::: Quoted passage :::
I think that, sometimes, there’s an inverse relationship to input and output for me. The more input I have, the less I write. Once the input is over, I can process, assimilate and write. Kind of like a plant: I’m all about dark photosynthesis. But take heart. During the bright daylight, I’m storing up all kinds of brilliant bits, ready to convert them into radiant blogs.

Just you wait.

So, I have to tell you my trials of leaving RWA. Which, by the way, was covered on NPR. Listen here if you’re interested. (HOW could you not be?)

There I was having lunch/drinks with Keena Kincaid, author of Anam Cara, who I met for the first time at real life and feel like I’ve known forever. We ended up skipping vital convention stuff, just to yak. Doesn’t get better than that.

So, I’m late leaving for the airport, but not terribly.

I walk back to the Omni, the overflow hotel that was FAB, retrieve my suitcase from the luggage room and head to the Metro. The bell captain asks if I want a cab and I say, no, I’ll take the Metro back. I then pause, ask how much a cab is and he says $17. Cheap! So, I hesitate, but he says, ah, the Metro is easy. And I agree. It’s $2. The station is right there and it’s green. I do try.

I drag my stuff to the metro: my laptop bag, my suitcase, my purse on one shoulder. A passing smart ass notes I need only one more item to have a full suite. But it’s okay. I take the hugely long escalator down to the platforms. You’ve seen them: the escalators to the DC Metro are stories tall and super steep. But I have this technique. I spin my wheelie laptop bag around, push it onto one step, I step onto the next and pull my suitcase onto the level behind me. Standing considerately to the right, I am a streamlined linear travel group.

I ride down. I see the signs that say “major delays.” I see the teeming, hot crowds for the trains that aren’t coming.

I decide to take a cab.

So, I go back up the hugely steep escalators, using my streamlined technique. I’m nearly to the top when I turn slightly, brushing my suitcase behind me… and it falls.

I’m not kidding.

It was like a bobsled. The curved, glossy hard surface turned it into a sled worthy of a luge competition. It rocketed down the escalator at lightning speed. All it lacked was purple midget riders.

I confess, I’m punchy enough that I doubled over laughing at the sight.

Fortunately no one was on it behind me, because no trains were arriving, were they?

This lovely woman at the bottom, who fortunately arrived late enough not to be flattened, picked it up and brought it up with her. God bless friendly strangers.

Oh, and we got three offers on our house yesterday, so now you can ask how the house sale is going!

Heading home and loving it.

Bouncey bouncey, fun, fun, fun, fun

Okay, I confess I’m starting to lose track.

It’s 11:18 pm here in D.C.. Which is 9:18 pm in Laramie and 5:18 pm in Waikiki. And no, I have no idea which time zone my body is on, much less my brain.
:::
*Given problem a*
Quote the records in full, every line from first to last, with nothing changed.
The travel post and the records come from unrelated sources.
::: Extracted data :::
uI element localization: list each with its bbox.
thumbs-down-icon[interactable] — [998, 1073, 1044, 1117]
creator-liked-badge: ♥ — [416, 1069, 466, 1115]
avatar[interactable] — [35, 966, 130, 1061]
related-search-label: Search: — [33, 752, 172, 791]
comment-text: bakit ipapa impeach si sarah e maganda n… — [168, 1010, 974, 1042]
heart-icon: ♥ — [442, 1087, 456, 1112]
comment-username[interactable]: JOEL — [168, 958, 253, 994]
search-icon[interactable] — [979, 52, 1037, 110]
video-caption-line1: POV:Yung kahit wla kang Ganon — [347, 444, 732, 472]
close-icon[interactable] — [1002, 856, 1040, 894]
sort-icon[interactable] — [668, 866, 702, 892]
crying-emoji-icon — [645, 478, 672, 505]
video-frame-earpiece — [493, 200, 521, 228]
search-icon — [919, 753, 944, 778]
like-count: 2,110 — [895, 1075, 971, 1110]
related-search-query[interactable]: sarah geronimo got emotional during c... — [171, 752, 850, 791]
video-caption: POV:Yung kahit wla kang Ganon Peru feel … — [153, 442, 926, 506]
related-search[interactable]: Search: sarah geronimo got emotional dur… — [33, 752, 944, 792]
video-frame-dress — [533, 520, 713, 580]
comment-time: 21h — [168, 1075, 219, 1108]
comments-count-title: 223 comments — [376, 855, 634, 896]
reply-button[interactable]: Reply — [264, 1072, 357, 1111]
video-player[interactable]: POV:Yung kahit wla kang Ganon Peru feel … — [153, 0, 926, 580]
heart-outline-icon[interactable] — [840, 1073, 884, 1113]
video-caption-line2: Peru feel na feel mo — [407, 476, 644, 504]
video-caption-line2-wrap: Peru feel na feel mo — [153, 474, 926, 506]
:::
*Given problem b*
From the travel post, print the part from "Just you wait." up to and including "green. I do try.", word for word.

*Written response a*
uI element localization: list each with its bbox.
thumbs-down-icon[interactable] — [998, 1073, 1044, 1117]
creator-liked-badge: ♥ — [416, 1069, 466, 1115]
avatar[interactable] — [35, 966, 130, 1061]
related-search-label: Search: — [33, 752, 172, 791]
comment-text: bakit ipapa impeach si sarah e maganda n… — [168, 1010, 974, 1042]
heart-icon: ♥ — [442, 1087, 456, 1112]
comment-username[interactable]: JOEL — [168, 958, 253, 994]
search-icon[interactable] — [979, 52, 1037, 110]
video-caption-line1: POV:Yung kahit wla kang Ganon — [347, 444, 732, 472]
close-icon[interactable] — [1002, 856, 1040, 894]
sort-icon[interactable] — [668, 866, 702, 892]
crying-emoji-icon — [645, 478, 672, 505]
video-frame-earpiece — [493, 200, 521, 228]
search-icon — [919, 753, 944, 778]
like-count: 2,110 — [895, 1075, 971, 1110]
related-search-query[interactable]: sarah geronimo got emotional during c... — [171, 752, 850, 791]
video-caption: POV:Yung kahit wla kang Ganon Peru feel … — [153, 442, 926, 506]
related-search[interactable]: Search: sarah geronimo got emotional dur… — [33, 752, 944, 792]
video-frame-dress — [533, 520, 713, 580]
comment-time: 21h — [168, 1075, 219, 1108]
comments-count-title: 223 comments — [376, 855, 634, 896]
reply-button[interactable]: Reply — [264, 1072, 357, 1111]
video-player[interactable]: POV:Yung kahit wla kang Ganon Peru feel … — [153, 0, 926, 580]
heart-outline-icon[interactable] — [840, 1073, 884, 1113]
video-caption-line2: Peru feel na feel mo — [407, 476, 644, 504]
video-caption-line2-wrap: Peru feel na feel mo — [153, 474, 926, 506]

*Written response b*
Just you wait.

So, I have to tell you my trials of leaving RWA. Which, by the way, was covered on NPR. Listen here if you’re interested. (HOW could you not be?)

There I was having lunch/drinks with Keena Kincaid, author of Anam Cara, who I met for the first time at real life and feel like I’ve known forever. We ended up skipping vital convention stuff, just to yak. Doesn’t get better than that.

So, I’m late leaving for the airport, but not terribly.

I walk back to the Omni, the overflow hotel that was FAB, retrieve my suitcase from the luggage room and head to the Metro. The bell captain asks if I want a cab and I say, no, I’ll take the Metro back. I then pause, ask how much a cab is and he says $17. Cheap! So, I hesitate, but he says, ah, the Metro is easy. And I agree. It’s $2. The station is right there and it’s green. I do try.